***** Records supplied *****
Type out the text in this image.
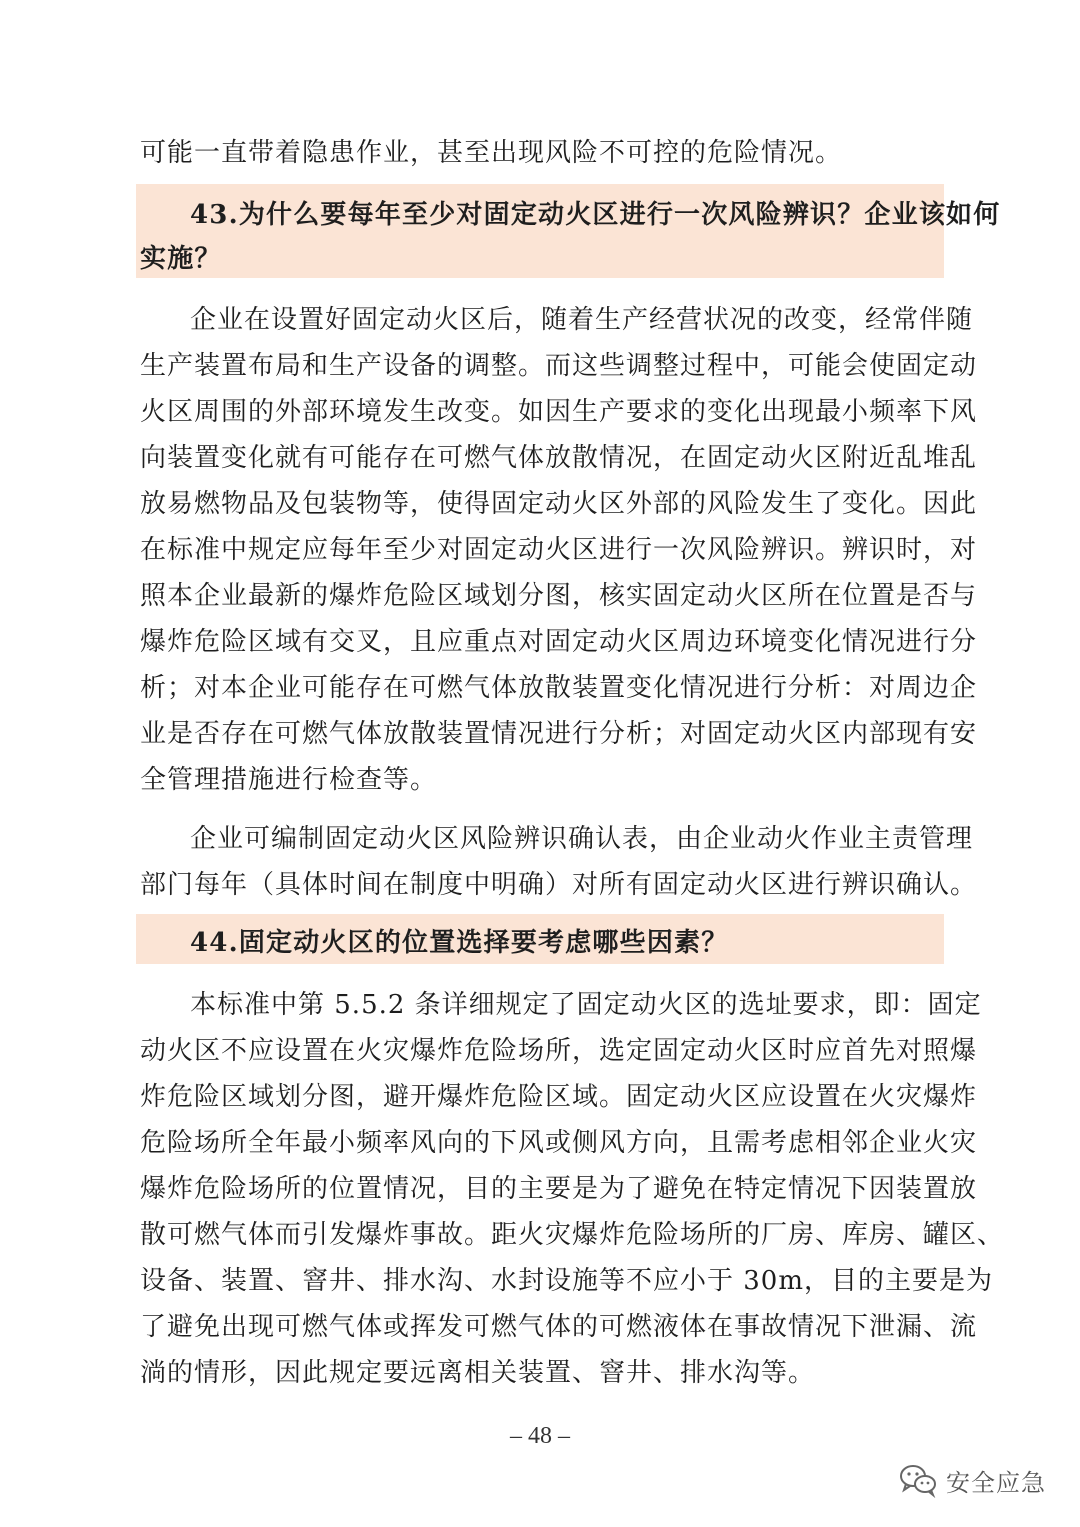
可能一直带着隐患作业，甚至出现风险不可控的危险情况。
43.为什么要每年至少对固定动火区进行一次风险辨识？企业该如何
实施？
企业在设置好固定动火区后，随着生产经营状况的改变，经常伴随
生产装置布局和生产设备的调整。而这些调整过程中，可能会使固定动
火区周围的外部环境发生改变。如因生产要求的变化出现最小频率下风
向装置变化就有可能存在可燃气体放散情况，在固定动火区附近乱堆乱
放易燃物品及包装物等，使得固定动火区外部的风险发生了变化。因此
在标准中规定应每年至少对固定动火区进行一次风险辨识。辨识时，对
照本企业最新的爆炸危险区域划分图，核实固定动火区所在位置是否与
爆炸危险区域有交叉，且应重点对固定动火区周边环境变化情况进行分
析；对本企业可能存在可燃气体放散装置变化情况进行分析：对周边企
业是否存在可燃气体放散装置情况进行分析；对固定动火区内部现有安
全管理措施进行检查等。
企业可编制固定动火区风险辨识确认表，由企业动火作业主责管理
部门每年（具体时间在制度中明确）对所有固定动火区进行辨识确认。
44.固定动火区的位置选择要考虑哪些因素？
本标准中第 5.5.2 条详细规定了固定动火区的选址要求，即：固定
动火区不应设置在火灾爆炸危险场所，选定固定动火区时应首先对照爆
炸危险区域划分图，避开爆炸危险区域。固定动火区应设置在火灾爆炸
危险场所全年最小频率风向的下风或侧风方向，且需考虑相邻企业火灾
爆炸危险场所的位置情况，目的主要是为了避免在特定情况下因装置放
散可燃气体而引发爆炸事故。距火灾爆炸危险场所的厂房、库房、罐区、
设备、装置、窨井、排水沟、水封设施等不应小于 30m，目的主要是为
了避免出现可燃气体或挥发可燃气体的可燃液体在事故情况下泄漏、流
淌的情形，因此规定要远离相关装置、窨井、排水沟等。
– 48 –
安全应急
*****
• [Task objective]
Excluding the pictures, reproduce every entry exactly as given.

• [The completed task]
Type out the text in this image.
可能一直带着隐患作业，甚至出现风险不可控的危险情况。
43.为什么要每年至少对固定动火区进行一次风险辨识？企业该如何
实施？
企业在设置好固定动火区后，随着生产经营状况的改变，经常伴随
生产装置布局和生产设备的调整。而这些调整过程中，可能会使固定动
火区周围的外部环境发生改变。如因生产要求的变化出现最小频率下风
向装置变化就有可能存在可燃气体放散情况，在固定动火区附近乱堆乱
放易燃物品及包装物等，使得固定动火区外部的风险发生了变化。因此
在标准中规定应每年至少对固定动火区进行一次风险辨识。辨识时，对
照本企业最新的爆炸危险区域划分图，核实固定动火区所在位置是否与
爆炸危险区域有交叉，且应重点对固定动火区周边环境变化情况进行分
析；对本企业可能存在可燃气体放散装置变化情况进行分析：对周边企
业是否存在可燃气体放散装置情况进行分析；对固定动火区内部现有安
全管理措施进行检查等。
企业可编制固定动火区风险辨识确认表，由企业动火作业主责管理
部门每年（具体时间在制度中明确）对所有固定动火区进行辨识确认。
44.固定动火区的位置选择要考虑哪些因素？
本标准中第 5.5.2 条详细规定了固定动火区的选址要求，即：固定
动火区不应设置在火灾爆炸危险场所，选定固定动火区时应首先对照爆
炸危险区域划分图，避开爆炸危险区域。固定动火区应设置在火灾爆炸
危险场所全年最小频率风向的下风或侧风方向，且需考虑相邻企业火灾
爆炸危险场所的位置情况，目的主要是为了避免在特定情况下因装置放
散可燃气体而引发爆炸事故。距火灾爆炸危险场所的厂房、库房、罐区、
设备、装置、窨井、排水沟、水封设施等不应小于 30m，目的主要是为
了避免出现可燃气体或挥发可燃气体的可燃液体在事故情况下泄漏、流
淌的情形，因此规定要远离相关装置、窨井、排水沟等。
– 48 –
安全应急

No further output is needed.